The request:
Using the entries that follow, state how many lines contain the word "Output". The response is that number and nothing more.

===== Entries =====

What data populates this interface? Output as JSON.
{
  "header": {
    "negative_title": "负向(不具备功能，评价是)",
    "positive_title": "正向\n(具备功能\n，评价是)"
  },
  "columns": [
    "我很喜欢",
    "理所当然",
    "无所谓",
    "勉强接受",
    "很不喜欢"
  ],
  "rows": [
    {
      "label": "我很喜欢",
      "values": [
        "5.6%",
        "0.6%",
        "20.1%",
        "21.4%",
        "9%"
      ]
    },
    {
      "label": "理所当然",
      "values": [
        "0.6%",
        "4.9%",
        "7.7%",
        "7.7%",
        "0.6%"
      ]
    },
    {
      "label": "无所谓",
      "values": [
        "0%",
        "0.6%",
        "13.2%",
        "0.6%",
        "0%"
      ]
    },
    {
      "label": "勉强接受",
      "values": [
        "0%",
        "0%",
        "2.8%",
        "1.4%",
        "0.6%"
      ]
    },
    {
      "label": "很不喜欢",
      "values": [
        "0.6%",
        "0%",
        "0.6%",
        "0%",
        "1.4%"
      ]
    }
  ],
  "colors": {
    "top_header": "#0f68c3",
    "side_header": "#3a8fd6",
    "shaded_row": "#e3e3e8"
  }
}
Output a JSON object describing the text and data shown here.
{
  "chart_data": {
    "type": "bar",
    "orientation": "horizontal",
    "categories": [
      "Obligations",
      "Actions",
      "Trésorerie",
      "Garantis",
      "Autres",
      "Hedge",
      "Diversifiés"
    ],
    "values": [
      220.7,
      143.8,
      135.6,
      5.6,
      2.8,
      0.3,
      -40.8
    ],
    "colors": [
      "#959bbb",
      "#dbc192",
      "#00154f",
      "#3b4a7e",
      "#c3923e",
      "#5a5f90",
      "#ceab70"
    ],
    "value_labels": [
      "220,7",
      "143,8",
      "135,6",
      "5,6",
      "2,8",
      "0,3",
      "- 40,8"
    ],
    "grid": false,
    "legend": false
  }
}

=====

The completed task:
2